— start —

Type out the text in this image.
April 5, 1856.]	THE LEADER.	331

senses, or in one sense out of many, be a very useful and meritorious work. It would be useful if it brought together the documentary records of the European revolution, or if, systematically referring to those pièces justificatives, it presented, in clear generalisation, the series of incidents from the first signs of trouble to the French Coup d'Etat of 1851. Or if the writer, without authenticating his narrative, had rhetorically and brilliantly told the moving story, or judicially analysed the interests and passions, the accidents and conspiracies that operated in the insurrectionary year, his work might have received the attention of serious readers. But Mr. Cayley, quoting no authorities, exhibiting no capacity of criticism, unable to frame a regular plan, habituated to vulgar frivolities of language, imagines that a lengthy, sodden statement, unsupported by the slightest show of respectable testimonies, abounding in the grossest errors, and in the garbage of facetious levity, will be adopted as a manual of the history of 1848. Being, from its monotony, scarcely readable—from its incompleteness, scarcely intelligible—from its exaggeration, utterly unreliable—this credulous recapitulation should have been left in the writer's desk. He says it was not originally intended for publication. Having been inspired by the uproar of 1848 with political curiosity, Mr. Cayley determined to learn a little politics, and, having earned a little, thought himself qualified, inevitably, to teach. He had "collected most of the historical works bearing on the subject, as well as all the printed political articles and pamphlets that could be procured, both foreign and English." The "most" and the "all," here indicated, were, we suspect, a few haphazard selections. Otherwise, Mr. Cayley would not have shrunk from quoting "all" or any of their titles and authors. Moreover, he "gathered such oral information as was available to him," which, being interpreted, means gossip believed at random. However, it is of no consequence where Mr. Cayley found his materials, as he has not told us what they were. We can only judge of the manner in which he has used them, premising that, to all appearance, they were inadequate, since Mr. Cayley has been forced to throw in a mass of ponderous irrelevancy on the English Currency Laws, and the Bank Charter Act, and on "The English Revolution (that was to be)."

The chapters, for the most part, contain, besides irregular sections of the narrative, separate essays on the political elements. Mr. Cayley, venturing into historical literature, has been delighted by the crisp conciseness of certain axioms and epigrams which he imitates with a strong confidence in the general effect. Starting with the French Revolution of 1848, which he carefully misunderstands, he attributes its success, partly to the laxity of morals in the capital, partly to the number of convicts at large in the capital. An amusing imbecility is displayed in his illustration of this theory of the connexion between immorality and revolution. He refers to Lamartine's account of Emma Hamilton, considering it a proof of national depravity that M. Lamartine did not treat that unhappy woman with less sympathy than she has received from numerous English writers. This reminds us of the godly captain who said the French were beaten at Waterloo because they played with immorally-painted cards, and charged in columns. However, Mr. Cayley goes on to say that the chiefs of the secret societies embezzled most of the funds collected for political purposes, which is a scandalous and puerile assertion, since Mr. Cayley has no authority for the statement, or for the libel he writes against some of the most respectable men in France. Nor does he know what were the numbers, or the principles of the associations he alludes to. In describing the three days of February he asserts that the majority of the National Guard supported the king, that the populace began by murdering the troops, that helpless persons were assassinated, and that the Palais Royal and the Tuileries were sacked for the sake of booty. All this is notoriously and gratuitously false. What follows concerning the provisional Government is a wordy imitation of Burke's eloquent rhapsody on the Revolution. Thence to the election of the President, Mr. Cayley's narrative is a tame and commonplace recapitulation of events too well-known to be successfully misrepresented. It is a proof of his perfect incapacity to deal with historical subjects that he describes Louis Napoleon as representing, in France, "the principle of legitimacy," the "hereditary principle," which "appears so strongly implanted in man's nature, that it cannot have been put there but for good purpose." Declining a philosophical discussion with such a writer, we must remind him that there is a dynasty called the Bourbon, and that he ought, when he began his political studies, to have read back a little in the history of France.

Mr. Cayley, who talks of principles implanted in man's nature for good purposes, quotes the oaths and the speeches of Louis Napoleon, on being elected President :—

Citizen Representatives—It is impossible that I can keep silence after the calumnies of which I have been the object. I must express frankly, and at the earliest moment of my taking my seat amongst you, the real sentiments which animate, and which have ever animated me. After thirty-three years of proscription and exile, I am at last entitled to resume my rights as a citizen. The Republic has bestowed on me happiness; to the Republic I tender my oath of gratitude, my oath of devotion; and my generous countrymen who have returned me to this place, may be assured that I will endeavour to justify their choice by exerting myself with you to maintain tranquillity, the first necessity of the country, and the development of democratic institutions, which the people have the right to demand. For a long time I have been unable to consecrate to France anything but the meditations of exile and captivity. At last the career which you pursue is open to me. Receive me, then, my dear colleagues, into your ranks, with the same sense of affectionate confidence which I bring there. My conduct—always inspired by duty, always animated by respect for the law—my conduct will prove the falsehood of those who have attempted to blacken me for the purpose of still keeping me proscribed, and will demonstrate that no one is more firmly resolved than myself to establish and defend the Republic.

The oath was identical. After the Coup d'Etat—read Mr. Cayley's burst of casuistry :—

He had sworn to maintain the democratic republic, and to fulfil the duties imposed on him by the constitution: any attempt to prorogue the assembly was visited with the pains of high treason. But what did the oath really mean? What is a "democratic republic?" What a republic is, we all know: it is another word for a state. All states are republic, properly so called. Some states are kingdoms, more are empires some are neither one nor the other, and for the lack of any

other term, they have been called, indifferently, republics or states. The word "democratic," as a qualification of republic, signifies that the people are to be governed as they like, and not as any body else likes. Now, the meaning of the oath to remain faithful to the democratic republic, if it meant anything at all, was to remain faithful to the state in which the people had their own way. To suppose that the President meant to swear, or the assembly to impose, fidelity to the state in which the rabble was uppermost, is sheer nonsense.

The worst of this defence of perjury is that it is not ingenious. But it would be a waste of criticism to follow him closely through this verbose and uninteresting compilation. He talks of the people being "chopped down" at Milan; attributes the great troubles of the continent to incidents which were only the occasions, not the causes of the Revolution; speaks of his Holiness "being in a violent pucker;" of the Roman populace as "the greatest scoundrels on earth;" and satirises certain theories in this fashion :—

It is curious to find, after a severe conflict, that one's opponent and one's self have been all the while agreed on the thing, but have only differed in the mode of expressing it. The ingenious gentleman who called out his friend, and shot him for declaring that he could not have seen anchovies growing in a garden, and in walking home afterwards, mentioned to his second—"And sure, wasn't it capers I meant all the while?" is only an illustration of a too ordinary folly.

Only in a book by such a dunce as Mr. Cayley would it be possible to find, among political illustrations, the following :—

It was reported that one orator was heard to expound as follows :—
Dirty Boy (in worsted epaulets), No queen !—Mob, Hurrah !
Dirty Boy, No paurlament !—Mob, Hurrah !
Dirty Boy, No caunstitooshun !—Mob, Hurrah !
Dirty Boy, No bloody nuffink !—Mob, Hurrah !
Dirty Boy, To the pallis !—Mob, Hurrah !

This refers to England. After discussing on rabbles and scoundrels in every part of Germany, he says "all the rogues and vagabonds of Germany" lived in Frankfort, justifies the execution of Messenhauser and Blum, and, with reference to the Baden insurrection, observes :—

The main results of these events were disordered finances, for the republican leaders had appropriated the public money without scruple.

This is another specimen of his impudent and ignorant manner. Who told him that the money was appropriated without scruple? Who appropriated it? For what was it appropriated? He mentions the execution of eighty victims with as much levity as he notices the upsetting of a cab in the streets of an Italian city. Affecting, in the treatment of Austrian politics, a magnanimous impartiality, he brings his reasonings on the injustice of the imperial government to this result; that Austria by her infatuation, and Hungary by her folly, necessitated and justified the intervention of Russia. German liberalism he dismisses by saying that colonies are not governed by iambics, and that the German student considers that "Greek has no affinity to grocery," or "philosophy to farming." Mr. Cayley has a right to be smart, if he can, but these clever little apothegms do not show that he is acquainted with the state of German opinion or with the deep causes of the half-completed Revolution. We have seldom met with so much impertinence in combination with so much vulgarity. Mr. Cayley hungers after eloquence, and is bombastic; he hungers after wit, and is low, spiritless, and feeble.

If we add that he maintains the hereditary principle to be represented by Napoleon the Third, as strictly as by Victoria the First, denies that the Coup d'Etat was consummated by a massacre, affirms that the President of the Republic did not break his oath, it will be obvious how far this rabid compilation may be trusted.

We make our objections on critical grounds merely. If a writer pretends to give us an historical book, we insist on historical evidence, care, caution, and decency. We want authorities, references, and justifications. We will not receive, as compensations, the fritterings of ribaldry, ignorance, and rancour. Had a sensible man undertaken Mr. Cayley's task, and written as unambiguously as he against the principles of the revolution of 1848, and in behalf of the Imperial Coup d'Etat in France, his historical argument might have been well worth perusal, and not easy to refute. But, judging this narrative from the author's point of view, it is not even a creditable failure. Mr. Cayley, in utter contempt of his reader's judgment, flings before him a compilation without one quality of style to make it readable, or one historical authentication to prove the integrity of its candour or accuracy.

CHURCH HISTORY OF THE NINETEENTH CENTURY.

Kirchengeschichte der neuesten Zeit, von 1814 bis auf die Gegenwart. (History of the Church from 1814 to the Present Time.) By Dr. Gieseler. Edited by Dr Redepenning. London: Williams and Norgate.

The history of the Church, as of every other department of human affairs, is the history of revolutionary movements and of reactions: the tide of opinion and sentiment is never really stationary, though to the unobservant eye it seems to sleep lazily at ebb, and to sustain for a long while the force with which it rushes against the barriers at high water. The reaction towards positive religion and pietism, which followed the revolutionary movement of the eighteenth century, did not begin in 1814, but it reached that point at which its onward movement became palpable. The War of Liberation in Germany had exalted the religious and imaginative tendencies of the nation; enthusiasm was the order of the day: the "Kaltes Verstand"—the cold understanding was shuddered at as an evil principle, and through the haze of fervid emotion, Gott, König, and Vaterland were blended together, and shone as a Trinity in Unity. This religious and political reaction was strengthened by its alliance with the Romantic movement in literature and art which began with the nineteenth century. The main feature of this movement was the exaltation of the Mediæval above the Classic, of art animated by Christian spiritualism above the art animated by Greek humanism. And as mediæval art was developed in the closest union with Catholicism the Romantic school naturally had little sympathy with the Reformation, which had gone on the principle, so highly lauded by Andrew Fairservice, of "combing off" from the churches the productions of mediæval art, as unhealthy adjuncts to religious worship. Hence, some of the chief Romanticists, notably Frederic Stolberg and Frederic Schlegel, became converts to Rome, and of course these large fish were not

— end —

Aim:
Copy each line above that contains the word "Dirty".

Answer below:
Dirty Boy (in worsted epaulets), No queen !—Mob, Hurrah !
Dirty Boy, No paurlament !—Mob, Hurrah !
Dirty Boy, No caunstitooshun !—Mob, Hurrah !
Dirty Boy, No bloody nuffink !—Mob, Hurrah !
Dirty Boy, To the pallis !—Mob, Hurrah !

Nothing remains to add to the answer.